TASK: Only the pictures are to be left out; set down the rest of the records exactly.

(Structured figure records)
- - - -
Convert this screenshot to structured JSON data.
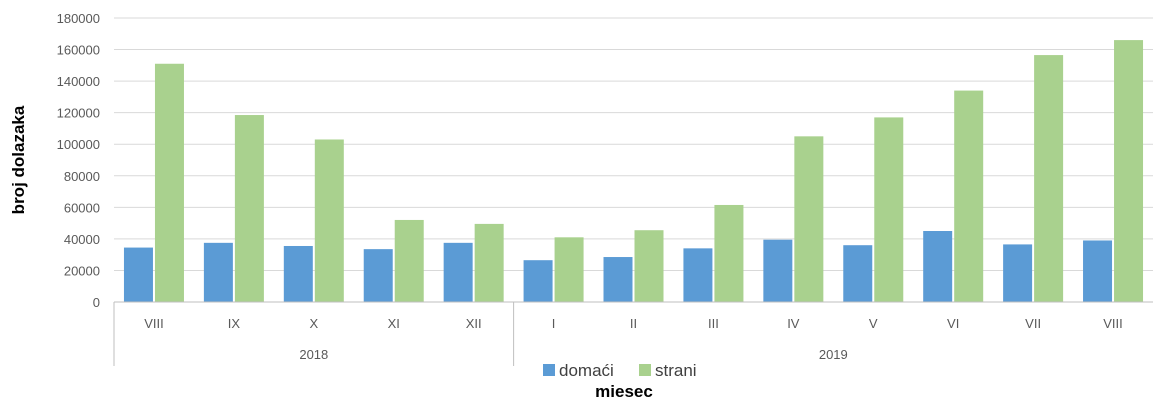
{
  "chart_data": {
    "type": "bar",
    "ylabel": "broj dolazaka",
    "xlabel": "miesec",
    "ylim": [
      0,
      180000
    ],
    "ytick_step": 20000,
    "grid": true,
    "legend_position": "bottom",
    "categories": [
      "VIII",
      "IX",
      "X",
      "XI",
      "XII",
      "I",
      "II",
      "III",
      "IV",
      "V",
      "VI",
      "VII",
      "VIII"
    ],
    "groups": [
      {
        "label": "2018",
        "count": 5
      },
      {
        "label": "2019",
        "count": 8
      }
    ],
    "series": [
      {
        "name": "domaći",
        "color": "#5b9bd5",
        "values": [
          34500,
          37500,
          35500,
          33500,
          37500,
          26500,
          28500,
          34000,
          39500,
          36000,
          45000,
          36500,
          39000
        ]
      },
      {
        "name": "strani",
        "color": "#a9d18e",
        "values": [
          151000,
          118500,
          103000,
          52000,
          49500,
          41000,
          45500,
          61500,
          105000,
          117000,
          134000,
          156500,
          166000
        ]
      }
    ]
  }
}
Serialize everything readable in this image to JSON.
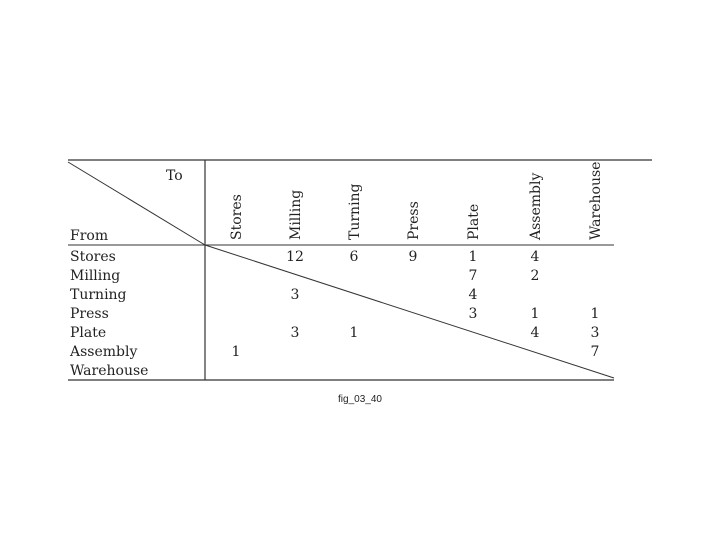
{
  "matrix": {
    "to_label": "To",
    "from_label": "From",
    "columns": [
      "Stores",
      "Milling",
      "Turning",
      "Press",
      "Plate",
      "Assembly",
      "Warehouse"
    ],
    "rows": [
      "Stores",
      "Milling",
      "Turning",
      "Press",
      "Plate",
      "Assembly",
      "Warehouse"
    ],
    "cells": [
      {
        "row": 0,
        "col": 1,
        "value": "12"
      },
      {
        "row": 0,
        "col": 2,
        "value": "6"
      },
      {
        "row": 0,
        "col": 3,
        "value": "9"
      },
      {
        "row": 0,
        "col": 4,
        "value": "1"
      },
      {
        "row": 0,
        "col": 5,
        "value": "4"
      },
      {
        "row": 1,
        "col": 4,
        "value": "7"
      },
      {
        "row": 1,
        "col": 5,
        "value": "2"
      },
      {
        "row": 2,
        "col": 1,
        "value": "3"
      },
      {
        "row": 2,
        "col": 4,
        "value": "4"
      },
      {
        "row": 3,
        "col": 4,
        "value": "3"
      },
      {
        "row": 3,
        "col": 5,
        "value": "1"
      },
      {
        "row": 3,
        "col": 6,
        "value": "1"
      },
      {
        "row": 4,
        "col": 1,
        "value": "3"
      },
      {
        "row": 4,
        "col": 2,
        "value": "1"
      },
      {
        "row": 4,
        "col": 5,
        "value": "4"
      },
      {
        "row": 4,
        "col": 6,
        "value": "3"
      },
      {
        "row": 5,
        "col": 0,
        "value": "1"
      },
      {
        "row": 5,
        "col": 6,
        "value": "7"
      }
    ]
  },
  "caption": "fig_03_40"
}
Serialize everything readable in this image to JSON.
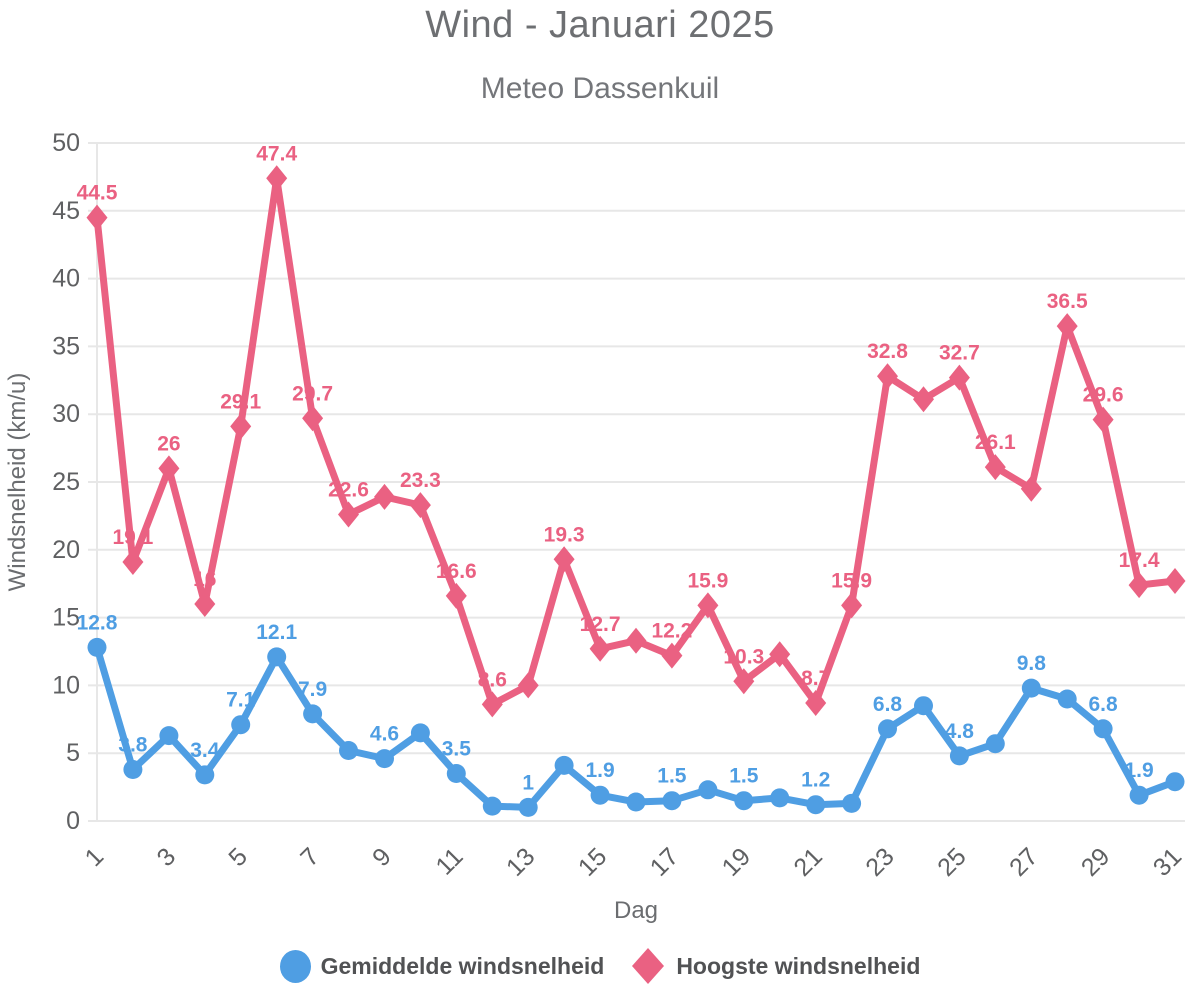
{
  "chart_data": {
    "type": "line",
    "title": "Wind - Januari 2025",
    "subtitle": "Meteo Dassenkuil",
    "xlabel": "Dag",
    "ylabel": "Windsnelheid (km/u)",
    "ylim": [
      0,
      50
    ],
    "ytick_step": 5,
    "grid": true,
    "legend_position": "bottom",
    "x": [
      1,
      2,
      3,
      4,
      5,
      6,
      7,
      8,
      9,
      10,
      11,
      12,
      13,
      14,
      15,
      16,
      17,
      18,
      19,
      20,
      21,
      22,
      23,
      24,
      25,
      26,
      27,
      28,
      29,
      30,
      31
    ],
    "xtick_labels": [
      1,
      3,
      5,
      7,
      9,
      11,
      13,
      15,
      17,
      19,
      21,
      23,
      25,
      27,
      29,
      31
    ],
    "series": [
      {
        "name": "Gemiddelde windsnelheid",
        "color": "#4F9EE3",
        "marker": "circle",
        "values": [
          12.8,
          3.8,
          6.3,
          3.4,
          7.1,
          12.1,
          7.9,
          5.2,
          4.6,
          6.5,
          3.5,
          1.1,
          1,
          4.1,
          1.9,
          1.4,
          1.5,
          2.3,
          1.5,
          1.7,
          1.2,
          1.3,
          6.8,
          8.5,
          4.8,
          5.7,
          9.8,
          9,
          6.8,
          1.9,
          2.9
        ],
        "point_labels": [
          "12.8",
          "3.8",
          null,
          "3.4",
          "7.1",
          "12.1",
          "7.9",
          null,
          "4.6",
          null,
          "3.5",
          null,
          "1",
          null,
          "1.9",
          null,
          "1.5",
          null,
          "1.5",
          null,
          "1.2",
          null,
          "6.8",
          null,
          "4.8",
          null,
          "9.8",
          null,
          "6.8",
          "1.9",
          null
        ]
      },
      {
        "name": "Hoogste windsnelheid",
        "color": "#EA6182",
        "marker": "diamond",
        "values": [
          44.5,
          19.1,
          26,
          16,
          29.1,
          47.4,
          29.7,
          22.6,
          23.9,
          23.3,
          16.6,
          8.6,
          10,
          19.3,
          12.7,
          13.3,
          12.2,
          15.9,
          10.3,
          12.3,
          8.7,
          15.9,
          32.8,
          31.1,
          32.7,
          26.1,
          24.5,
          36.5,
          29.6,
          17.4,
          17.7
        ],
        "point_labels": [
          "44.5",
          "19.1",
          "26",
          "16",
          "29.1",
          "47.4",
          "29.7",
          "22.6",
          null,
          "23.3",
          "16.6",
          "8.6",
          null,
          "19.3",
          "12.7",
          null,
          "12.2",
          "15.9",
          "10.3",
          null,
          "8.7",
          "15.9",
          "32.8",
          null,
          "32.7",
          "26.1",
          null,
          "36.5",
          "29.6",
          "17.4",
          null
        ]
      }
    ]
  },
  "theme": {
    "background": "#FFFFFF",
    "grid_color": "#E7E7E7",
    "tick_color": "#5F6062",
    "axis_title_color": "#6B6D70",
    "title_color": "#6D6F72",
    "subtitle_color": "#74767A",
    "legend_text_color": "#515254"
  }
}
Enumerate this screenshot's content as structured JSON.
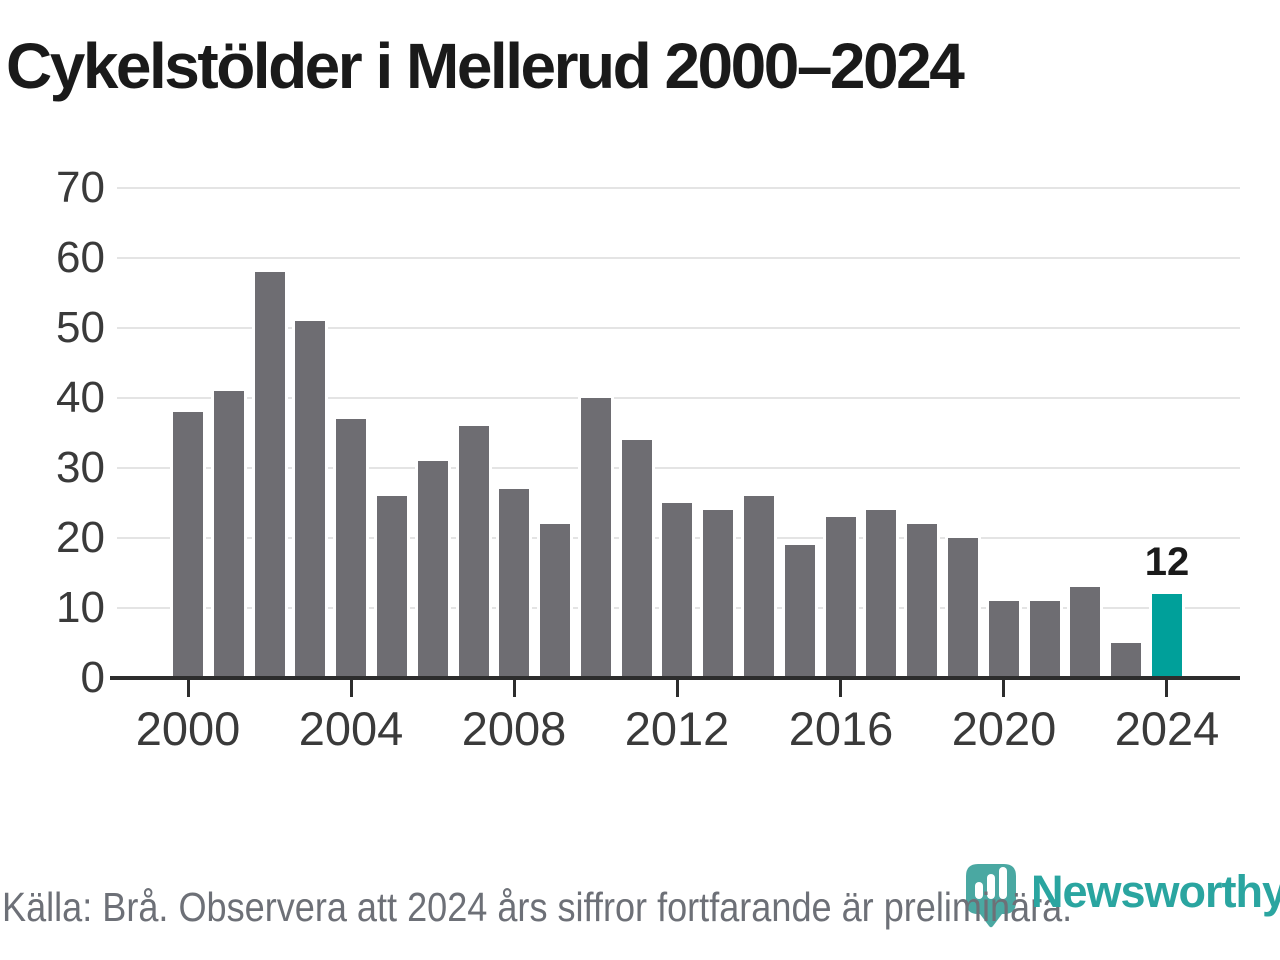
- - - -
RESPONSE TO THIS EXERCISE:
Convert this screenshot to structured JSON data.
{
  "chart_data": {
    "type": "bar",
    "ylabel": "broj dolazaka",
    "xlabel": "miesec",
    "ylim": [
      0,
      180000
    ],
    "ytick_step": 20000,
    "grid": true,
    "legend_position": "bottom",
    "categories": [
      "VIII",
      "IX",
      "X",
      "XI",
      "XII",
      "I",
      "II",
      "III",
      "IV",
      "V",
      "VI",
      "VII",
      "VIII"
    ],
    "groups": [
      {
        "label": "2018",
        "count": 5
      },
      {
        "label": "2019",
        "count": 8
      }
    ],
    "series": [
      {
        "name": "domaći",
        "color": "#5b9bd5",
        "values": [
          34500,
          37500,
          35500,
          33500,
          37500,
          26500,
          28500,
          34000,
          39500,
          36000,
          45000,
          36500,
          39000
        ]
      },
      {
        "name": "strani",
        "color": "#a9d18e",
        "values": [
          151000,
          118500,
          103000,
          52000,
          49500,
          41000,
          45500,
          61500,
          105000,
          117000,
          134000,
          156500,
          166000
        ]
      }
    ]
  }
}
Serialize everything readable in this image to JSON.
{
  "matrix": {
    "to_label": "To",
    "from_label": "From",
    "columns": [
      "Stores",
      "Milling",
      "Turning",
      "Press",
      "Plate",
      "Assembly",
      "Warehouse"
    ],
    "rows": [
      "Stores",
      "Milling",
      "Turning",
      "Press",
      "Plate",
      "Assembly",
      "Warehouse"
    ],
    "cells": [
      {
        "row": 0,
        "col": 1,
        "value": "12"
      },
      {
        "row": 0,
        "col": 2,
        "value": "6"
      },
      {
        "row": 0,
        "col": 3,
        "value": "9"
      },
      {
        "row": 0,
        "col": 4,
        "value": "1"
      },
      {
        "row": 0,
        "col": 5,
        "value": "4"
      },
      {
        "row": 1,
        "col": 4,
        "value": "7"
      },
      {
        "row": 1,
        "col": 5,
        "value": "2"
      },
      {
        "row": 2,
        "col": 1,
        "value": "3"
      },
      {
        "row": 2,
        "col": 4,
        "value": "4"
      },
      {
        "row": 3,
        "col": 4,
        "value": "3"
      },
      {
        "row": 3,
        "col": 5,
        "value": "1"
      },
      {
        "row": 3,
        "col": 6,
        "value": "1"
      },
      {
        "row": 4,
        "col": 1,
        "value": "3"
      },
      {
        "row": 4,
        "col": 2,
        "value": "1"
      },
      {
        "row": 4,
        "col": 5,
        "value": "4"
      },
      {
        "row": 4,
        "col": 6,
        "value": "3"
      },
      {
        "row": 5,
        "col": 0,
        "value": "1"
      },
      {
        "row": 5,
        "col": 6,
        "value": "7"
      }
    ]
  },
  "caption": "fig_03_40"
}
Serialize everything readable in this image to JSON.
{
  "chart_data": {
    "type": "line",
    "title": "Wind - Januari 2025",
    "subtitle": "Meteo Dassenkuil",
    "xlabel": "Dag",
    "ylabel": "Windsnelheid (km/u)",
    "ylim": [
      0,
      50
    ],
    "ytick_step": 5,
    "grid": true,
    "legend_position": "bottom",
    "x": [
      1,
      2,
      3,
      4,
      5,
      6,
      7,
      8,
      9,
      10,
      11,
      12,
      13,
      14,
      15,
      16,
      17,
      18,
      19,
      20,
      21,
      22,
      23,
      24,
      25,
      26,
      27,
      28,
      29,
      30,
      31
    ],
    "xtick_labels": [
      1,
      3,
      5,
      7,
      9,
      11,
      13,
      15,
      17,
      19,
      21,
      23,
      25,
      27,
      29,
      31
    ],
    "series": [
      {
        "name": "Gemiddelde windsnelheid",
        "color": "#4F9EE3",
        "marker": "circle",
        "values": [
          12.8,
          3.8,
          6.3,
          3.4,
          7.1,
          12.1,
          7.9,
          5.2,
          4.6,
          6.5,
          3.5,
          1.1,
          1,
          4.1,
          1.9,
          1.4,
          1.5,
          2.3,
          1.5,
          1.7,
          1.2,
          1.3,
          6.8,
          8.5,
          4.8,
          5.7,
          9.8,
          9,
          6.8,
          1.9,
          2.9
        ],
        "point_labels": [
          "12.8",
          "3.8",
          null,
          "3.4",
          "7.1",
          "12.1",
          "7.9",
          null,
          "4.6",
          null,
          "3.5",
          null,
          "1",
          null,
          "1.9",
          null,
          "1.5",
          null,
          "1.5",
          null,
          "1.2",
          null,
          "6.8",
          null,
          "4.8",
          null,
          "9.8",
          null,
          "6.8",
          "1.9",
          null
        ]
      },
      {
        "name": "Hoogste windsnelheid",
        "color": "#EA6182",
        "marker": "diamond",
        "values": [
          44.5,
          19.1,
          26,
          16,
          29.1,
          47.4,
          29.7,
          22.6,
          23.9,
          23.3,
          16.6,
          8.6,
          10,
          19.3,
          12.7,
          13.3,
          12.2,
          15.9,
          10.3,
          12.3,
          8.7,
          15.9,
          32.8,
          31.1,
          32.7,
          26.1,
          24.5,
          36.5,
          29.6,
          17.4,
          17.7
        ],
        "point_labels": [
          "44.5",
          "19.1",
          "26",
          "16",
          "29.1",
          "47.4",
          "29.7",
          "22.6",
          null,
          "23.3",
          "16.6",
          "8.6",
          null,
          "19.3",
          "12.7",
          null,
          "12.2",
          "15.9",
          "10.3",
          null,
          "8.7",
          "15.9",
          "32.8",
          null,
          "32.7",
          "26.1",
          null,
          "36.5",
          "29.6",
          "17.4",
          null
        ]
      }
    ]
  },
  "theme": {
    "background": "#FFFFFF",
    "grid_color": "#E7E7E7",
    "tick_color": "#5F6062",
    "axis_title_color": "#6B6D70",
    "title_color": "#6D6F72",
    "subtitle_color": "#74767A",
    "legend_text_color": "#515254"
  }
}
Enumerate this screenshot's content as structured JSON.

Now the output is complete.